[Dataset records]
━━━━━━━━━━

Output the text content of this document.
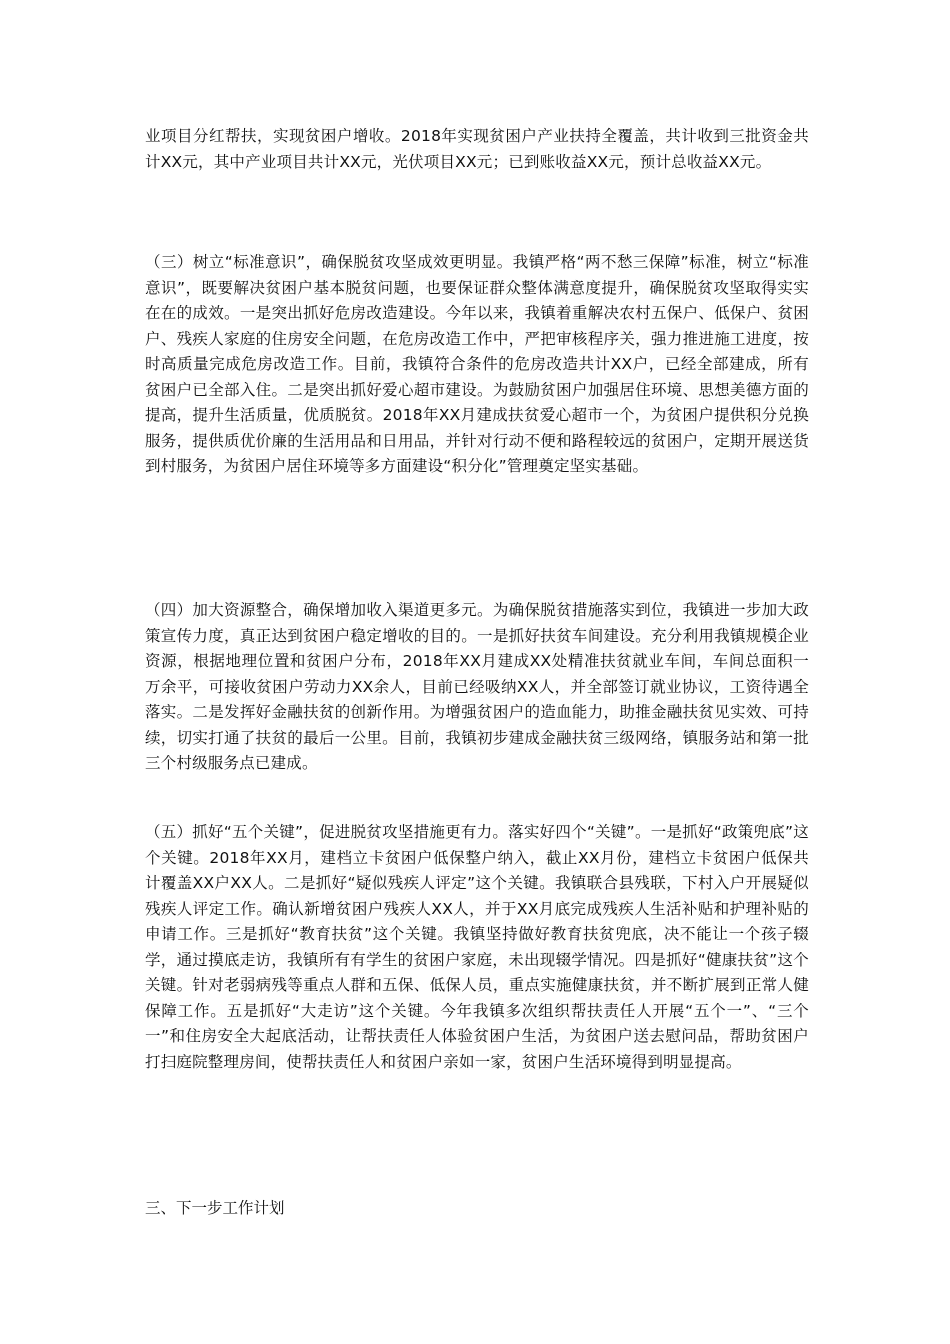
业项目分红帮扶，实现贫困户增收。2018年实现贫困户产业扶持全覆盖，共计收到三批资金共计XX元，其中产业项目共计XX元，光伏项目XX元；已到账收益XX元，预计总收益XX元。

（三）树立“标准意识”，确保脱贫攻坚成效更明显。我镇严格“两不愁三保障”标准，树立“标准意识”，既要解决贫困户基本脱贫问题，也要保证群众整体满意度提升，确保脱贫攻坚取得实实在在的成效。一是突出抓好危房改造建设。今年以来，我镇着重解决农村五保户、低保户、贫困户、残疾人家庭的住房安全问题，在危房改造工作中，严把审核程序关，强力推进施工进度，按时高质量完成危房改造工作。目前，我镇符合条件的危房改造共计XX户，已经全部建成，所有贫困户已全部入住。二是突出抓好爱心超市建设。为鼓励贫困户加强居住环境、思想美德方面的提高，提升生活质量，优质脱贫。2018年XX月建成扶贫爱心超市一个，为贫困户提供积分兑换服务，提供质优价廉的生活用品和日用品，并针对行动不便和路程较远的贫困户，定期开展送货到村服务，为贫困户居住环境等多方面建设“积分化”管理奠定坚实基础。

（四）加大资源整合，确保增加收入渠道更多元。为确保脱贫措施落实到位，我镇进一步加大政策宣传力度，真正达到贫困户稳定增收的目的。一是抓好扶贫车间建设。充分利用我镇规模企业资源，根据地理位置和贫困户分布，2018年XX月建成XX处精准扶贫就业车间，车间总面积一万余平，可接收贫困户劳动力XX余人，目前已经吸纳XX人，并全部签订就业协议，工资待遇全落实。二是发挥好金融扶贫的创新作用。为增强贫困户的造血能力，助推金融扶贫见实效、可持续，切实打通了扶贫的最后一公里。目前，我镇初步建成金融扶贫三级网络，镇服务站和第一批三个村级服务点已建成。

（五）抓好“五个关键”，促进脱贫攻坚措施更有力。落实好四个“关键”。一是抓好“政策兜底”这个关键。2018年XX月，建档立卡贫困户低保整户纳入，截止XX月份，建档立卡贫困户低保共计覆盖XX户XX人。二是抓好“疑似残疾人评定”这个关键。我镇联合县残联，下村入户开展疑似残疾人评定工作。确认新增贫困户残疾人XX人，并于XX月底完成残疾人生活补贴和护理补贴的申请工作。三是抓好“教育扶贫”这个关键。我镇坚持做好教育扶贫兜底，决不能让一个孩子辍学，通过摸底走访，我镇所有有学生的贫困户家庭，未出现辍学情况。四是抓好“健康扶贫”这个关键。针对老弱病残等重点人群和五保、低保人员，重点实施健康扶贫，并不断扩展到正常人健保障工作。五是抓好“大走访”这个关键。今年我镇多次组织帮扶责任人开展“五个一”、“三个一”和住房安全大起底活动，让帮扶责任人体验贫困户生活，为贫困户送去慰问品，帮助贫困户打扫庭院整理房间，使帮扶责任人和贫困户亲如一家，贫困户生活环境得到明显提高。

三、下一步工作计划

━━━━━━━━━━

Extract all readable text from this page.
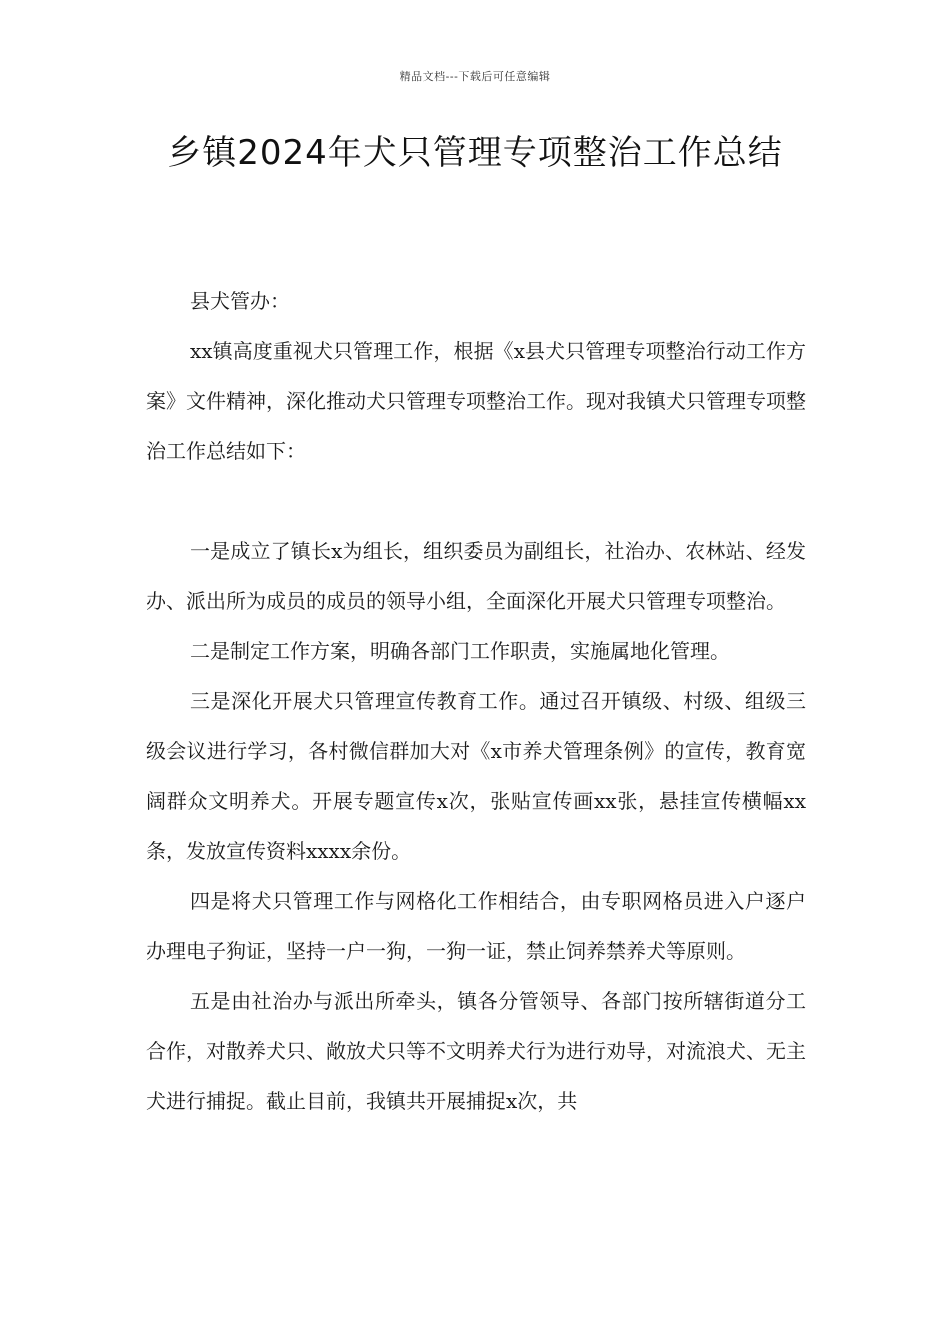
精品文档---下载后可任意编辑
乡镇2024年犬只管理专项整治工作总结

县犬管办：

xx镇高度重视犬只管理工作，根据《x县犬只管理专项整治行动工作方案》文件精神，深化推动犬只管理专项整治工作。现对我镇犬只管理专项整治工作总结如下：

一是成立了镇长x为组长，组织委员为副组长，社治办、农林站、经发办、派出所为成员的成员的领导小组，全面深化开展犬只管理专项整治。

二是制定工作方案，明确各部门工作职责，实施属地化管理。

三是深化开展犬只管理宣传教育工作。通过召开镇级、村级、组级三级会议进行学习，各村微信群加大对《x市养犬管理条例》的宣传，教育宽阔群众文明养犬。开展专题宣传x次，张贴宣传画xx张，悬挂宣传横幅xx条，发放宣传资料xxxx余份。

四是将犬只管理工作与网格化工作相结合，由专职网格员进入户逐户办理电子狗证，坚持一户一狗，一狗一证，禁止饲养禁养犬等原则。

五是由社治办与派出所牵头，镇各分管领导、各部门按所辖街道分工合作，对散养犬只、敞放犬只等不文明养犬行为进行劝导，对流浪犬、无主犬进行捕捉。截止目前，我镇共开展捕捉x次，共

━━━━━━━━━━

▸ What is expected
Report the number of lines in the entries above that include the word "this" and add nothing to it.

▸ Task result
2